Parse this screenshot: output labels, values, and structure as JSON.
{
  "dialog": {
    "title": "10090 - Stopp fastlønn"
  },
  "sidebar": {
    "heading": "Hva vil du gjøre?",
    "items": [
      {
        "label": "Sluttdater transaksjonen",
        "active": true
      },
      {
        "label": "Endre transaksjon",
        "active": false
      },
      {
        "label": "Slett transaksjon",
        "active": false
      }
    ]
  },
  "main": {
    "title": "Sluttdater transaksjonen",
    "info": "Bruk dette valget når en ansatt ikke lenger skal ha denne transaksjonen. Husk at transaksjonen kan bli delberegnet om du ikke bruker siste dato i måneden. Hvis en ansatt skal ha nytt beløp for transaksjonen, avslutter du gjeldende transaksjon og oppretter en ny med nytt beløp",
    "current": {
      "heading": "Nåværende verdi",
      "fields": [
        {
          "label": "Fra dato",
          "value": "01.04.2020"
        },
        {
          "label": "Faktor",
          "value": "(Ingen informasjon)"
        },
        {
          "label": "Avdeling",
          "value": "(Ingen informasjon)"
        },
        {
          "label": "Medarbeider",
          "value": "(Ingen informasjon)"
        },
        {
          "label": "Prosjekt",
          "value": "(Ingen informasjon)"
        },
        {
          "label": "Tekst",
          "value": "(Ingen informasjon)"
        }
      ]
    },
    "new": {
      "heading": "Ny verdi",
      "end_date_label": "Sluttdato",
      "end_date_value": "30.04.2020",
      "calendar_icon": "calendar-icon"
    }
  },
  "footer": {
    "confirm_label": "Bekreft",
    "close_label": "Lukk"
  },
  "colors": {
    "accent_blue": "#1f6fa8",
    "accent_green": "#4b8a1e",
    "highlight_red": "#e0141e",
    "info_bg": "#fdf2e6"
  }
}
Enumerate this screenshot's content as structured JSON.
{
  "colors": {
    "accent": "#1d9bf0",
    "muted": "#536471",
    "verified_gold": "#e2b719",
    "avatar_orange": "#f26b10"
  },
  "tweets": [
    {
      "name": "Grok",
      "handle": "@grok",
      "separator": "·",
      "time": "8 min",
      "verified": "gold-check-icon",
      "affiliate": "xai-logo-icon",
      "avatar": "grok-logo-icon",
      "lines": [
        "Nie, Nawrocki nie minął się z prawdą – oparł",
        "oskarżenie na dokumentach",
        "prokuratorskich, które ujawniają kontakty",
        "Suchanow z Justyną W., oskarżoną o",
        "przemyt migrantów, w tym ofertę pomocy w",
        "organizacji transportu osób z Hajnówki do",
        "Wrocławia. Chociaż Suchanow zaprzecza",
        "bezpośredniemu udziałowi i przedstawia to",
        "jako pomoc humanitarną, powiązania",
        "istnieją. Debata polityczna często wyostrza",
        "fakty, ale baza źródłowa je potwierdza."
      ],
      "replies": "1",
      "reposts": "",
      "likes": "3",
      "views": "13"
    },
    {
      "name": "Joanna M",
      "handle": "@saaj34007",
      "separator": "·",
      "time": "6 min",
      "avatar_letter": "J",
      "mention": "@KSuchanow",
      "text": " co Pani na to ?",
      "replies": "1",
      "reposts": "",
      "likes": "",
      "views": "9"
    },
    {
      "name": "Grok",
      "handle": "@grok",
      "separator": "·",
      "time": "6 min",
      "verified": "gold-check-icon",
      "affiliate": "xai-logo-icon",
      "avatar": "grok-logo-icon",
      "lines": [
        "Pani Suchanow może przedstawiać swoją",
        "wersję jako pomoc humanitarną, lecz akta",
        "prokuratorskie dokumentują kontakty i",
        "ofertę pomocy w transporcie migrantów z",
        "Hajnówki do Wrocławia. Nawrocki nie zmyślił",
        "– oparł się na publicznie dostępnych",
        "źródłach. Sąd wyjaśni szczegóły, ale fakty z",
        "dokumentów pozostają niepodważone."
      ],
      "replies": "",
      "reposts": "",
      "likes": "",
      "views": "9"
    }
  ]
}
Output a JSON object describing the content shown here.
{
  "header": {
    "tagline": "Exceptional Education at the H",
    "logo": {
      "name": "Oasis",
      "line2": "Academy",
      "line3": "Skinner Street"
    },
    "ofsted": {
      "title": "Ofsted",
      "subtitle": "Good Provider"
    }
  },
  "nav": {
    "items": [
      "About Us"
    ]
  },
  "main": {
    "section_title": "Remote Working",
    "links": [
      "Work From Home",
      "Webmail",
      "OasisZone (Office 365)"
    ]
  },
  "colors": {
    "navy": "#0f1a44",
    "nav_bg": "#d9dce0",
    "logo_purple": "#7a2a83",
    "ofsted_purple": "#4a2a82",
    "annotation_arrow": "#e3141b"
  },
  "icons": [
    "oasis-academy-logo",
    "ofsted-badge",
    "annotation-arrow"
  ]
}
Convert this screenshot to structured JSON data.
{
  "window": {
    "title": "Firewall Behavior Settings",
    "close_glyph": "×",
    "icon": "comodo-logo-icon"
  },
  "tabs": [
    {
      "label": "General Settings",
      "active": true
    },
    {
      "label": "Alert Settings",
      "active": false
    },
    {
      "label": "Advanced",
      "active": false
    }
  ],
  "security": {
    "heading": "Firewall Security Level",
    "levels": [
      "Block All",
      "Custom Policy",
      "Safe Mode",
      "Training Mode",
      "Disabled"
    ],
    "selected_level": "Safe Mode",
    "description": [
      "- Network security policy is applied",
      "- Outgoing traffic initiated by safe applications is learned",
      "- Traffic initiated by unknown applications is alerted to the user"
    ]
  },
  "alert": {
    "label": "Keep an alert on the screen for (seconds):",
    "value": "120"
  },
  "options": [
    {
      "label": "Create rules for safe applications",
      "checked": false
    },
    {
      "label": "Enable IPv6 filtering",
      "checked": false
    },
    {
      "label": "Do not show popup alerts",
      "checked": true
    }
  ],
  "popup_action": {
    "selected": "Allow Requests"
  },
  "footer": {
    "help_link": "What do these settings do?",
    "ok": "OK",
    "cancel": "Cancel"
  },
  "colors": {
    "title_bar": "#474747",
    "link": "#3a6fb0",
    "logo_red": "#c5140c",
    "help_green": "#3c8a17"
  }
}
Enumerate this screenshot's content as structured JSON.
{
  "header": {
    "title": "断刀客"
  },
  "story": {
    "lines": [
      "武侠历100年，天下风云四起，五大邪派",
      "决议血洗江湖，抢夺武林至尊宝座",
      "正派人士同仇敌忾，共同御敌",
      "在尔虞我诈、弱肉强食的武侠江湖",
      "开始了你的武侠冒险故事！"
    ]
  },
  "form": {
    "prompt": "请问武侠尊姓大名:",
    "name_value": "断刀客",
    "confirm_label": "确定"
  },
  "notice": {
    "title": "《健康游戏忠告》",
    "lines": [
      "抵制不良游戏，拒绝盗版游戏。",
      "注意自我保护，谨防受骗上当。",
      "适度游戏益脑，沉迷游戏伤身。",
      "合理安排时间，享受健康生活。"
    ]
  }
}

## STATED EXERCISE
List each line of the entries that holds the string "jako".

## SOLVED EXERCISE
        "jako pomoc humanitarną, powiązania",
        "wersję jako pomoc humanitarną, lecz akta",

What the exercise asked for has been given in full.